[THE PROBLEM]
Each line containing the word "this" should be found and copied.

[ITEMS]
* Start *
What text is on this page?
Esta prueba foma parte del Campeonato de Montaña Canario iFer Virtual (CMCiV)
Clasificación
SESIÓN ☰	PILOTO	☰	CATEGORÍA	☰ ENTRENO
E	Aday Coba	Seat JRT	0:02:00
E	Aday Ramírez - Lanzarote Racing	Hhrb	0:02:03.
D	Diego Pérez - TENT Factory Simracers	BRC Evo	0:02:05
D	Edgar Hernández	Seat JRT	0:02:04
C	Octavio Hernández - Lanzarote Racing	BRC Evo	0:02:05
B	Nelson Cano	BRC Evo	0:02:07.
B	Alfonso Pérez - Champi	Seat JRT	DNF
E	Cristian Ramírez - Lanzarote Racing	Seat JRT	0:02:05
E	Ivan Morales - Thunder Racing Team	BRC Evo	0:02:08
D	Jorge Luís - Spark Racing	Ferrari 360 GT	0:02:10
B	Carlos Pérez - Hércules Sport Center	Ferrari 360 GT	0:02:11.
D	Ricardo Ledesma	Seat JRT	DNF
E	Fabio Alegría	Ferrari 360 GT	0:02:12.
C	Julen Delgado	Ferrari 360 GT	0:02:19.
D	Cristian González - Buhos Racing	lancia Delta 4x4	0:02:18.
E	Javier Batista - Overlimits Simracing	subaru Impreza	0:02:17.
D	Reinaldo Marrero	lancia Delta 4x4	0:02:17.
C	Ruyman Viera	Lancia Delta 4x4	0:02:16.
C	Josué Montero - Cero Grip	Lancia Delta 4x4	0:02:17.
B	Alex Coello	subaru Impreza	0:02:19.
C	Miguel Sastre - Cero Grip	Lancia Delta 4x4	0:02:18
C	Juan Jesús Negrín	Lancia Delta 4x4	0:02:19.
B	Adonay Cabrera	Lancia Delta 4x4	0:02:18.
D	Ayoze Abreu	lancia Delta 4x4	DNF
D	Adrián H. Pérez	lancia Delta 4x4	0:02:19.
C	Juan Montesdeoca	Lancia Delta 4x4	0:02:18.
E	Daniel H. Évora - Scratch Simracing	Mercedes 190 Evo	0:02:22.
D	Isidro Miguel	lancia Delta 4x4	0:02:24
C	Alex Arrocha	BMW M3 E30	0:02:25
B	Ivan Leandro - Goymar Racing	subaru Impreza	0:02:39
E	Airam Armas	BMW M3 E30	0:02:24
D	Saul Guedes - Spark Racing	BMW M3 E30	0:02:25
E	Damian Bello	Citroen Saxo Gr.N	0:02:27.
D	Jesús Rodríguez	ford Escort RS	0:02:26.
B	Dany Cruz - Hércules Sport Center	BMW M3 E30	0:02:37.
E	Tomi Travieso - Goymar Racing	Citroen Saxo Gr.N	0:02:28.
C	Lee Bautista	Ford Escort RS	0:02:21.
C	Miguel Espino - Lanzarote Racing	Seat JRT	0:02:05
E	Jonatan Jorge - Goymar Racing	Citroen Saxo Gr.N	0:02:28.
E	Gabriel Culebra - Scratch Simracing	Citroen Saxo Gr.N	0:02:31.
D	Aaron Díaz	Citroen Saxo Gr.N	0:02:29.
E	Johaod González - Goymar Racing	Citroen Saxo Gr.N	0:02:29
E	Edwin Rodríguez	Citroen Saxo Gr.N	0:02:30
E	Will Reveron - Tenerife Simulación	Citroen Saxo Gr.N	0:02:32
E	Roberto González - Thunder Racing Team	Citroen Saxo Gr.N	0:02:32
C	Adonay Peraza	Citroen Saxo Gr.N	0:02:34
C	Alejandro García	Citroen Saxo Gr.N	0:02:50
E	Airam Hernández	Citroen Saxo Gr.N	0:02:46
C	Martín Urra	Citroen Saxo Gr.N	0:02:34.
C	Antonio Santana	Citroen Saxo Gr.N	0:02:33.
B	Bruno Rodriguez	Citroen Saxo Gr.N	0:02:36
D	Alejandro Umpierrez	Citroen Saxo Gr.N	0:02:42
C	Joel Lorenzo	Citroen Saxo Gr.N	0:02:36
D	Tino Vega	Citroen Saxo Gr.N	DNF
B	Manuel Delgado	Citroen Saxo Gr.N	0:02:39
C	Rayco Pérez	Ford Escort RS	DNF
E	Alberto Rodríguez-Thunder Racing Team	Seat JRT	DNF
* End *
* Start *
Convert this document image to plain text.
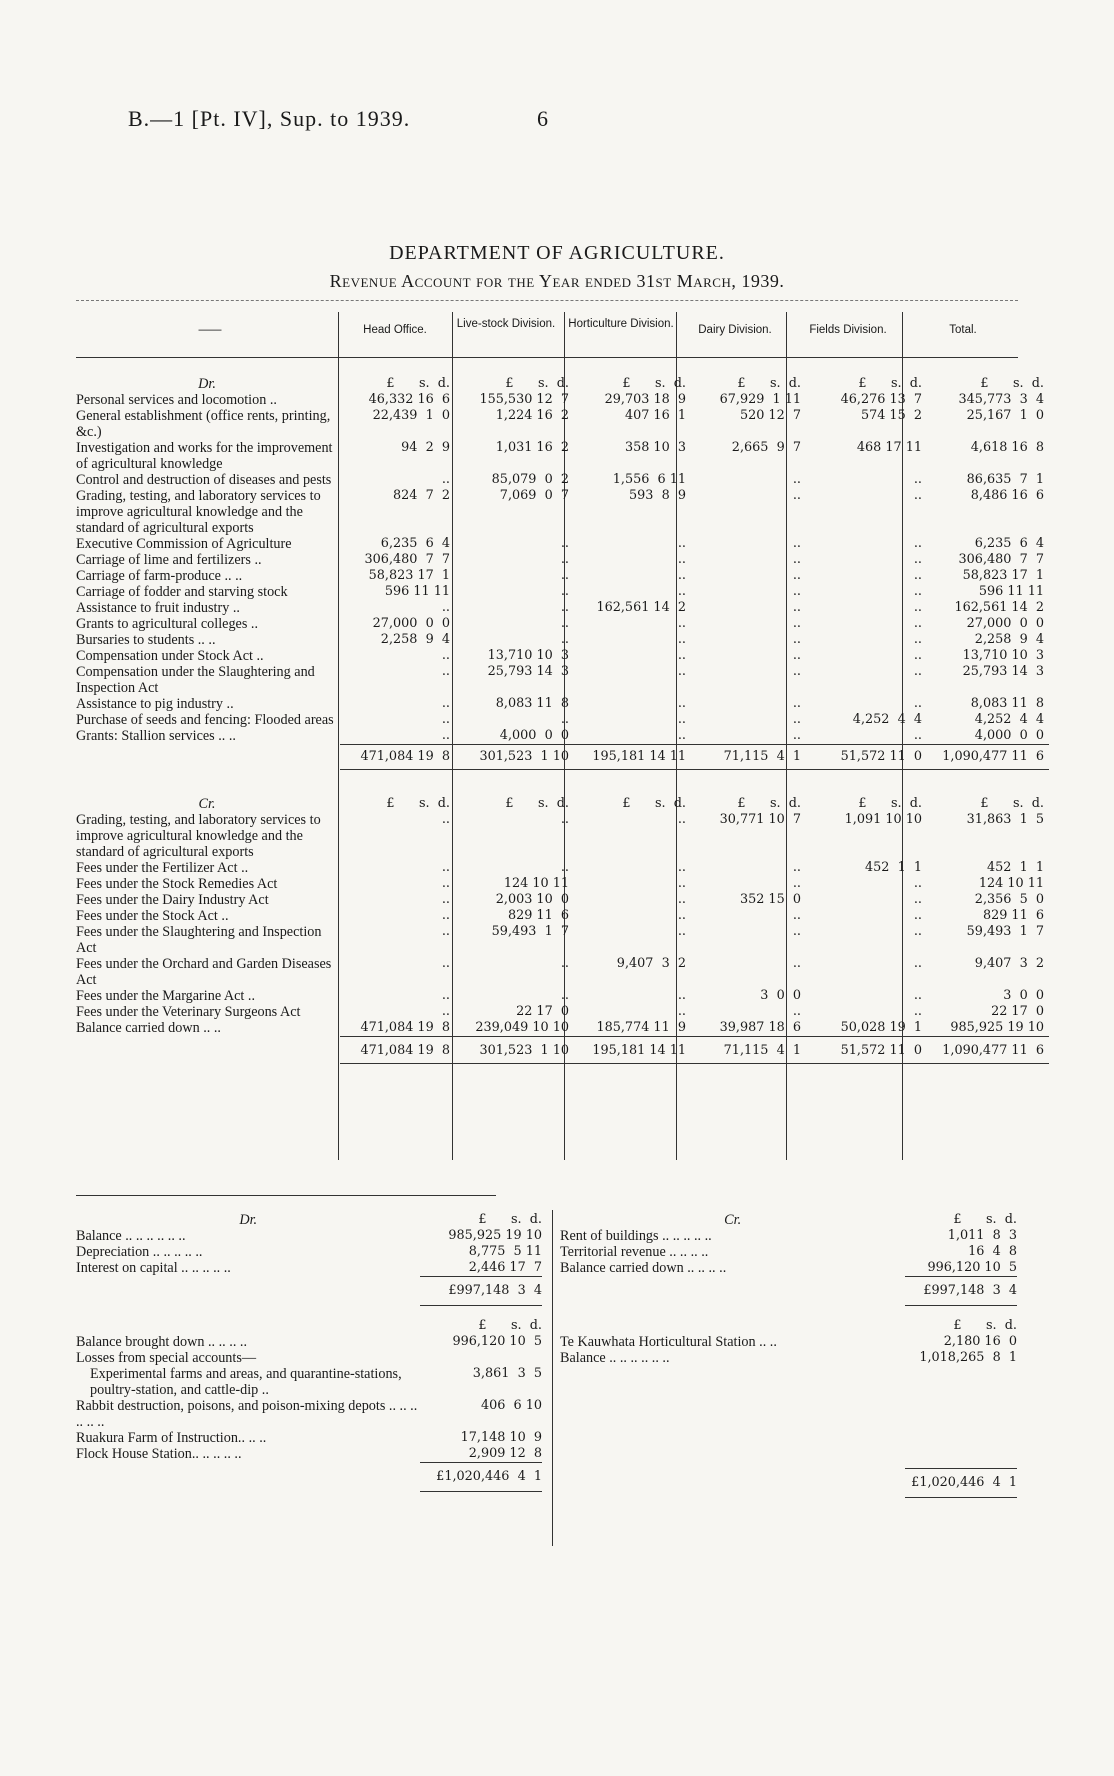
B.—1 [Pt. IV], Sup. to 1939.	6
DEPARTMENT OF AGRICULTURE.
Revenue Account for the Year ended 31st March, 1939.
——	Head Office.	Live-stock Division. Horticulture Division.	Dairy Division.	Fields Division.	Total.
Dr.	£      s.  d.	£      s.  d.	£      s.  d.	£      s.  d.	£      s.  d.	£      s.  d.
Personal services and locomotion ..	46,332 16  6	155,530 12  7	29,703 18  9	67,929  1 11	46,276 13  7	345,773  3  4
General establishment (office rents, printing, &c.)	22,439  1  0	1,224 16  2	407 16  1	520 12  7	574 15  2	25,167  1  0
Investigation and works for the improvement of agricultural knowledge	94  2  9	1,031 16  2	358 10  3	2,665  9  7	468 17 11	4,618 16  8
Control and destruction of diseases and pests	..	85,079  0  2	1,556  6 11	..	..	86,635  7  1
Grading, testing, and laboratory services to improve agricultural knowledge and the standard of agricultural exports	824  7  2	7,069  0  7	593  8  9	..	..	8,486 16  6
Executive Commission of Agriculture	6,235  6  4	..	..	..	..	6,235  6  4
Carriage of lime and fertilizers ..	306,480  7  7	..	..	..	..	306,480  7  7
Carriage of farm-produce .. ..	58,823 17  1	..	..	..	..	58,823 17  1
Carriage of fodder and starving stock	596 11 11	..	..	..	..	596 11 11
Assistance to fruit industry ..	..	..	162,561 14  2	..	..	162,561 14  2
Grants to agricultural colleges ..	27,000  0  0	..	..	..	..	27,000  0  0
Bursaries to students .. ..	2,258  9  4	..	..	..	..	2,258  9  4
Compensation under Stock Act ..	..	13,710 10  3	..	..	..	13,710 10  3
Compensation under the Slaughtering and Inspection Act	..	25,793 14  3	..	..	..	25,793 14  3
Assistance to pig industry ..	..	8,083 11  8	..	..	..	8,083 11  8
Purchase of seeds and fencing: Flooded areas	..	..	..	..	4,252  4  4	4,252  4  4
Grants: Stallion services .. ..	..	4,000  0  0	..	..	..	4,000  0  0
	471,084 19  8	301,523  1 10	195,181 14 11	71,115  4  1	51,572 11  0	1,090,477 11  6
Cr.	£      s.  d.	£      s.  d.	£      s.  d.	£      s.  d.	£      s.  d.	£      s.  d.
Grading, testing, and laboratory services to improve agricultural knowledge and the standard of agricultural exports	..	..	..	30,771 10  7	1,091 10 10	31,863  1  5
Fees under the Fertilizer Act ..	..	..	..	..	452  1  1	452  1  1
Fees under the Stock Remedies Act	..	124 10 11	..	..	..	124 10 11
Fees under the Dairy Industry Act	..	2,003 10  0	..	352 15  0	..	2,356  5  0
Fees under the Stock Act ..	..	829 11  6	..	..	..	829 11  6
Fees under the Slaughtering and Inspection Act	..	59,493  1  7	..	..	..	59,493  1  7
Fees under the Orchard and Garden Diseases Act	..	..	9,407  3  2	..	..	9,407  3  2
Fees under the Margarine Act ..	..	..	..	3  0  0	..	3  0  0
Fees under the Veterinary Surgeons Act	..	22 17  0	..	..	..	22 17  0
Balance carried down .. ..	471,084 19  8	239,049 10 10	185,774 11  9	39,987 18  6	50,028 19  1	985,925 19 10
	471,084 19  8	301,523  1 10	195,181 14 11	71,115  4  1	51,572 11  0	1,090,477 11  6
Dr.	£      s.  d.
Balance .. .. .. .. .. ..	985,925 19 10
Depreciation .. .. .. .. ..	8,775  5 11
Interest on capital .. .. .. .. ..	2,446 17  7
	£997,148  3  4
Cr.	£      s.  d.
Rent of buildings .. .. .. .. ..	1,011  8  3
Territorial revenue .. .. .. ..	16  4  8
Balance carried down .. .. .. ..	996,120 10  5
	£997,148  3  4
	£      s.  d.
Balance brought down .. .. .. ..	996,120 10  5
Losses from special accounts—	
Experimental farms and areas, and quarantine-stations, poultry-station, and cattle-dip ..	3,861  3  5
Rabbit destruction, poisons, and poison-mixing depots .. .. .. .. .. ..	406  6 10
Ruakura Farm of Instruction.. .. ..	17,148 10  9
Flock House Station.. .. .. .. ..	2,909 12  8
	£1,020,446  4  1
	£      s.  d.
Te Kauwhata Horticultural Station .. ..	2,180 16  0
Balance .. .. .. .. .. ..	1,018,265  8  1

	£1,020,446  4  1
* End *
[EXPECTED OUTPUT]
What text is on this page?
Convert this document image to plain text.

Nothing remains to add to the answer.